- [Page text]:
=-=-=

The difference between God and us in this case is:

1. He is God.
2. He cannot sin nor can He tempt to sin.
3. God is permitted to do things we are not.
4. Adam was not fallen, we are and we are commanded not to tempt others to sin. Honestly, there is enough opportunity with small children to discipline without giving them opportunity to sin.


----------



## Pergamum

So what does the author recommend? Does he recommend leaving candy out in the open or something?


----------



## Semper Fidelis

trevorjohnson said:


> So what does the author recommend? Does he recommend leaving candy out in the open or something?



Dude, I don't know. I just know that I have enough to keep up with in trying to discipline for offenses my kids commit from their sin nature and I don't need somebody suggesting ways to tempt an immature kid to rebel against my authority even more.


----------



## Pergamum

Rich;

I'll have to wait about 3 weeks before I read the book and then post a reply. I am leary to agree or disagree because I ha ve no idea what exactly is being proposed. BUt yes, kids have enough sin without creating more opportunities...


----------



## kvanlaan

Wait a minute here. I realise that there are many opportunities to teach without tempting our children, but I think you may be taking it a bit far. 

When I tell Joseph that he is not to touch the apple grinder that I am working on, I expect him to obey, though it sits on the table before him when I step out of the room and leave him alone. This is not tempting him to sin, it is training a child to obey. 

Otherwise, where does it end? "Officer, the man tempted my boy to sin by opening the cash register to make change. Junior couldn't help himself but to reach in and take a fistful." I don't mean for this example to sound sarcastic, but it is a rather logical (though perhaps ridiculous) line to follow from the previous argument. 

I guess my point is that I don't want my child's testing to be done on the goods of others, I'd rather test him in the home under my own terms and conditions. Furthermore, it is done in love, and to assure me that I have sufficiently readied my child for the world which will assail him the moment he leaves my care. Will he turn his face away when the scantily clad teenage girl walks by or will he gawk in awe/lust? I need to make sure that he's ready, as he will be leading his own family one day. I don't do it to torment him, I do it because I love him.

In the light of some of the comments below, Michael Pearl's theology is indefensible, true enough. And there are parts of the book which are indeed junk - he takes certain concepts too far. But there are a lot of good points in there with which I cannot find fault. I don't feel I am tempting my children, I am simply training them.


----------



## kvanlaan

Um, just a quick note on the last post - I _DO NOT_ want to make it seem like I will be passing a parade of scantily-clad young ladies in front of my boy in the privacy of my own home!  

That is likewise a logical (albeit ridiculous) line to follow from the statements I made...


----------



## Kevin

trevorjohnson said:


> So what does the author recommend? Does he recommend leaving candy out in the open or something?

=-=-=

- [Recorded data]:
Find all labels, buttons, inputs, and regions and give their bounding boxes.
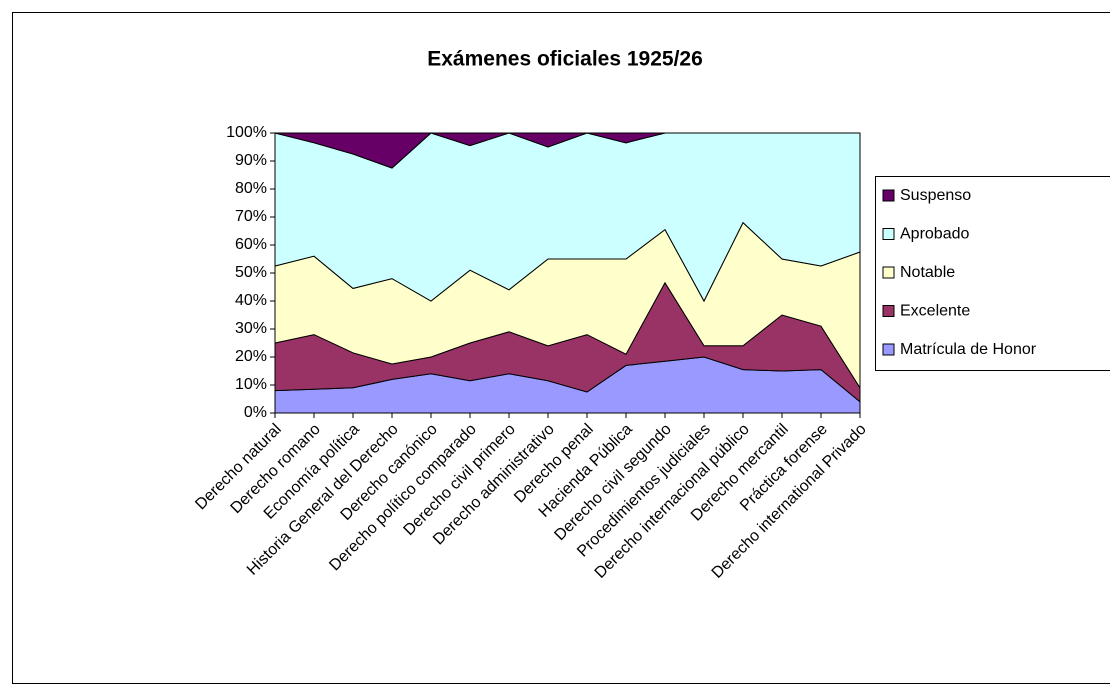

=-=-=

- [Your task]:
Retype the part of the forum thread starting with "I guess my point" and going on through "I love him.". Rely only on the forum thread, not on the material.

- [Exercise solution]:
I guess my point is that I don't want my child's testing to be done on the goods of others, I'd rather test him in the home under my own terms and conditions. Furthermore, it is done in love, and to assure me that I have sufficiently readied my child for the world which will assail him the moment he leaves my care. Will he turn his face away when the scantily clad teenage girl walks by or will he gawk in awe/lust? I need to make sure that he's ready, as he will be leading his own family one day. I don't do it to torment him, I do it because I love him.